---- Supplied records

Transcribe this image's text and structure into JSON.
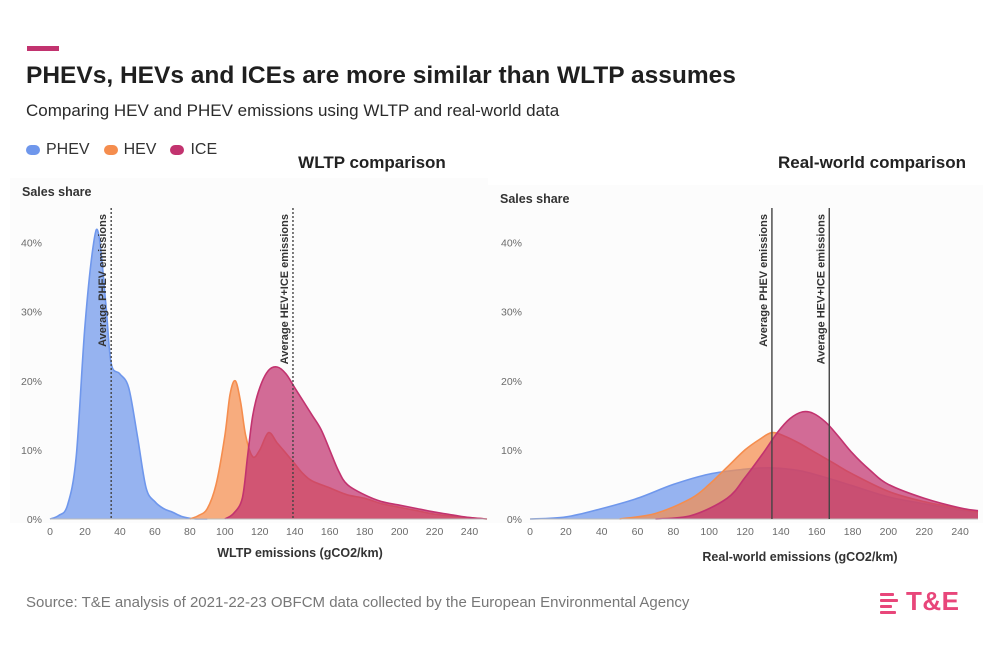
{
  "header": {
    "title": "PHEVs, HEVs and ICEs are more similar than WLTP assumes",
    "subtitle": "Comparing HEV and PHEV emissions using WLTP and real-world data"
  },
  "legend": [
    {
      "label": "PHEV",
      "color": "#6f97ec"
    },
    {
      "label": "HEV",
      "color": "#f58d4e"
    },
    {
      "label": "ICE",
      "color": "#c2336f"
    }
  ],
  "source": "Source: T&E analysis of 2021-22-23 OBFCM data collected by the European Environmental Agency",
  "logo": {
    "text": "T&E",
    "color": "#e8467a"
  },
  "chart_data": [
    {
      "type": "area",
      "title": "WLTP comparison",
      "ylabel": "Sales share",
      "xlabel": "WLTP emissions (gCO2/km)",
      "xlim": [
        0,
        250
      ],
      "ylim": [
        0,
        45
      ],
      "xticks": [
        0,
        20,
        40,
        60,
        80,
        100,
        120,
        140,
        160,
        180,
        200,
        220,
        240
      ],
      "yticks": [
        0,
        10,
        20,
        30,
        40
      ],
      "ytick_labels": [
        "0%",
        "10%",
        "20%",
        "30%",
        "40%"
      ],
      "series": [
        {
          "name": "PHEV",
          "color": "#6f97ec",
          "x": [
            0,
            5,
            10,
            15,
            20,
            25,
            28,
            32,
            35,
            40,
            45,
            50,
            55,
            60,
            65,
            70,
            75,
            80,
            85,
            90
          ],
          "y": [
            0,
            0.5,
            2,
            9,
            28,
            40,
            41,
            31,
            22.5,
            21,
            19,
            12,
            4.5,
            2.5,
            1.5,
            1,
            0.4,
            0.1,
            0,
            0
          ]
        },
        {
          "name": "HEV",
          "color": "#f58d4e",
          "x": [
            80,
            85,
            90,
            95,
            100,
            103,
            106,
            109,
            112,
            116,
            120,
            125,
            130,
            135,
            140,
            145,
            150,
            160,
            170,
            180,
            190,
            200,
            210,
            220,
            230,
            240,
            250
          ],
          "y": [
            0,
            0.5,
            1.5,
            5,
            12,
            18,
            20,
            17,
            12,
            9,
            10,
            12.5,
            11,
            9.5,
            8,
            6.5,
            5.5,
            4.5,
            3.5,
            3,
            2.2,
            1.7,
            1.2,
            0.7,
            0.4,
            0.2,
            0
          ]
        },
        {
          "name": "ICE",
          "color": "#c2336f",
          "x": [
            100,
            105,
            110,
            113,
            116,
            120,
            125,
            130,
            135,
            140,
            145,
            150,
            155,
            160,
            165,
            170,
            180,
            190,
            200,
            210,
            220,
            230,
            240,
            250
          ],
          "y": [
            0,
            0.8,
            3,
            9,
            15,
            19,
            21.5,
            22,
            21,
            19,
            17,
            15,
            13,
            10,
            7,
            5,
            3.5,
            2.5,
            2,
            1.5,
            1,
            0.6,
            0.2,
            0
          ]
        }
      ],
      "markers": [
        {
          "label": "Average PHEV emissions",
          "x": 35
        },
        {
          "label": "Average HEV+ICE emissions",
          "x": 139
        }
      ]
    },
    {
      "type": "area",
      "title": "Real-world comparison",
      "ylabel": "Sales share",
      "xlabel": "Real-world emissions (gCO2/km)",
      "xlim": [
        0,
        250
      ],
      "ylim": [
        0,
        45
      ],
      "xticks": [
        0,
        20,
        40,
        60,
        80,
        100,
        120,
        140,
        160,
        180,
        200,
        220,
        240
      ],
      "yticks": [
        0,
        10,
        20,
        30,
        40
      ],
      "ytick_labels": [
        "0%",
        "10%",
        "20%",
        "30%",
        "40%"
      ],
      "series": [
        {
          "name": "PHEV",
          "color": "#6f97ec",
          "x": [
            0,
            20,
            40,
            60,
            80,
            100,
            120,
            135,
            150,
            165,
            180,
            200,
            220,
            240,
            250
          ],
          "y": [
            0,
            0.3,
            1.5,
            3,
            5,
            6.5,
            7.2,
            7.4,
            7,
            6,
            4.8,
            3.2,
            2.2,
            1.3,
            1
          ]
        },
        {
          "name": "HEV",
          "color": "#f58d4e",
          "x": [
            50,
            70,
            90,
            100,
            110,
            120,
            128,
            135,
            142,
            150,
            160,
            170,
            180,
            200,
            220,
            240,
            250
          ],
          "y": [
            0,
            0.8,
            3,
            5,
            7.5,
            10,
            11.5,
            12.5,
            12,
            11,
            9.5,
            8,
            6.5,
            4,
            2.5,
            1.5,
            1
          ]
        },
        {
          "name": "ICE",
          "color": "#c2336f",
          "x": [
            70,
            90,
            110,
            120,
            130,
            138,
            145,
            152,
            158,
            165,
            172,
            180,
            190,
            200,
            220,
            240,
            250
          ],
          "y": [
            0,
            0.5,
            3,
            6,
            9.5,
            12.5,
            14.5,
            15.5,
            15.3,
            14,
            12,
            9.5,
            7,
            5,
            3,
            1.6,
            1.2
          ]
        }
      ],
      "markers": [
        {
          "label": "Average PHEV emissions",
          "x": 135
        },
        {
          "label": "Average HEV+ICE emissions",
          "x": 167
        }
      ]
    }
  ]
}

--------
---- Supplied records

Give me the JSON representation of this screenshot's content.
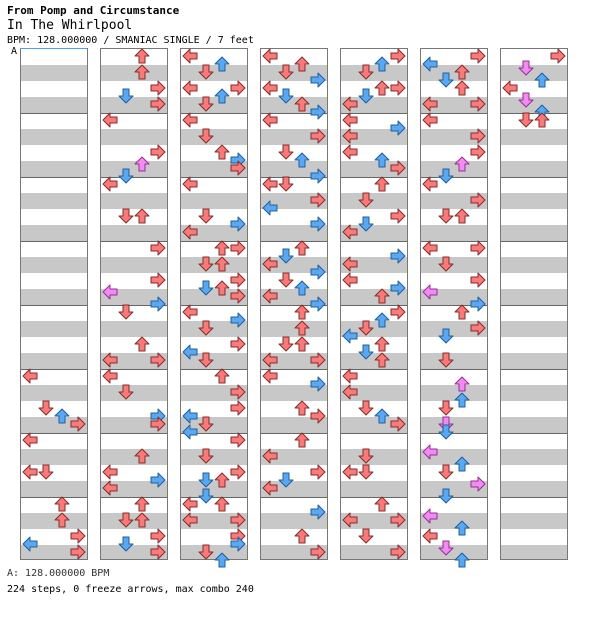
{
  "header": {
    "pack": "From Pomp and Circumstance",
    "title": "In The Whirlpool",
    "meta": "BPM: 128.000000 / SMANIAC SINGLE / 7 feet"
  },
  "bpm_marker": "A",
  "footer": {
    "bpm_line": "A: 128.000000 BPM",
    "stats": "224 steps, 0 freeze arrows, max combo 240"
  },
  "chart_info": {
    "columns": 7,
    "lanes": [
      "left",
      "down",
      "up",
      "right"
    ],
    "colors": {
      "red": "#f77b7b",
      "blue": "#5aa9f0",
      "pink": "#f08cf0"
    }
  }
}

--------

**Description of the task:**
Copy and report every line where the word "xlabel" is present.

**Expected answer:**
      "xlabel": "WLTP emissions (gCO2/km)",
      "xlabel": "Real-world emissions (gCO2/km)",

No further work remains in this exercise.